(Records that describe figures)
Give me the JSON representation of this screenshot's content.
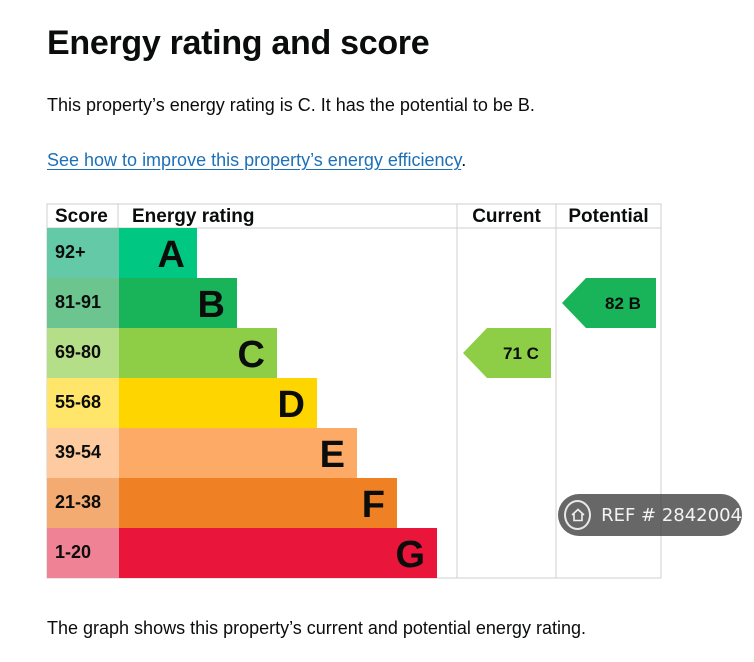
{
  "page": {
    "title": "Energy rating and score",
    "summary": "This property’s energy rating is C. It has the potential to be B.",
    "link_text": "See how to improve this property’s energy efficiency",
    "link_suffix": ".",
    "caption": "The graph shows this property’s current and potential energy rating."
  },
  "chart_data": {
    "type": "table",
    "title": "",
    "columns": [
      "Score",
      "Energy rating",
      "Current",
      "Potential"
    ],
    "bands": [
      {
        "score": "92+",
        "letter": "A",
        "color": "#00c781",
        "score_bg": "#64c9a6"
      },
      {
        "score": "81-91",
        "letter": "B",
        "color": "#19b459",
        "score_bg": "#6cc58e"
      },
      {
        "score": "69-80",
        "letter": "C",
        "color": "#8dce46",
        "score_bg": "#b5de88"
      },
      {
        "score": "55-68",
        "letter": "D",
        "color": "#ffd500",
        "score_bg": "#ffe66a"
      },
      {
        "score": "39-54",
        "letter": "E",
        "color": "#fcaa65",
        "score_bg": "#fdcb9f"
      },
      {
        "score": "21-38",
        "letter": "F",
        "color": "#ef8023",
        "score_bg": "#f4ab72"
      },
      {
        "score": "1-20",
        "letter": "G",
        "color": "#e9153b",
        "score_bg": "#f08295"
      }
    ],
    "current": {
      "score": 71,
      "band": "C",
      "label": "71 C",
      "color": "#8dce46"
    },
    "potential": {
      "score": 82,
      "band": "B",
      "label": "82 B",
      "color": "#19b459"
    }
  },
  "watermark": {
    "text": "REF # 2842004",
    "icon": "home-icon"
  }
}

### Task instructions
Reproduce the material word for word. Any pictures should be left out of the copy.

### Response to this exercise
Give me the JSON representation of this screenshot's content.
{
  "page": {
    "title": "Energy rating and score",
    "summary": "This property’s energy rating is C. It has the potential to be B.",
    "link_text": "See how to improve this property’s energy efficiency",
    "link_suffix": ".",
    "caption": "The graph shows this property’s current and potential energy rating."
  },
  "chart_data": {
    "type": "table",
    "title": "",
    "columns": [
      "Score",
      "Energy rating",
      "Current",
      "Potential"
    ],
    "bands": [
      {
        "score": "92+",
        "letter": "A",
        "color": "#00c781",
        "score_bg": "#64c9a6"
      },
      {
        "score": "81-91",
        "letter": "B",
        "color": "#19b459",
        "score_bg": "#6cc58e"
      },
      {
        "score": "69-80",
        "letter": "C",
        "color": "#8dce46",
        "score_bg": "#b5de88"
      },
      {
        "score": "55-68",
        "letter": "D",
        "color": "#ffd500",
        "score_bg": "#ffe66a"
      },
      {
        "score": "39-54",
        "letter": "E",
        "color": "#fcaa65",
        "score_bg": "#fdcb9f"
      },
      {
        "score": "21-38",
        "letter": "F",
        "color": "#ef8023",
        "score_bg": "#f4ab72"
      },
      {
        "score": "1-20",
        "letter": "G",
        "color": "#e9153b",
        "score_bg": "#f08295"
      }
    ],
    "current": {
      "score": 71,
      "band": "C",
      "label": "71 C",
      "color": "#8dce46"
    },
    "potential": {
      "score": 82,
      "band": "B",
      "label": "82 B",
      "color": "#19b459"
    }
  },
  "watermark": {
    "text": "REF # 2842004",
    "icon": "home-icon"
  }
}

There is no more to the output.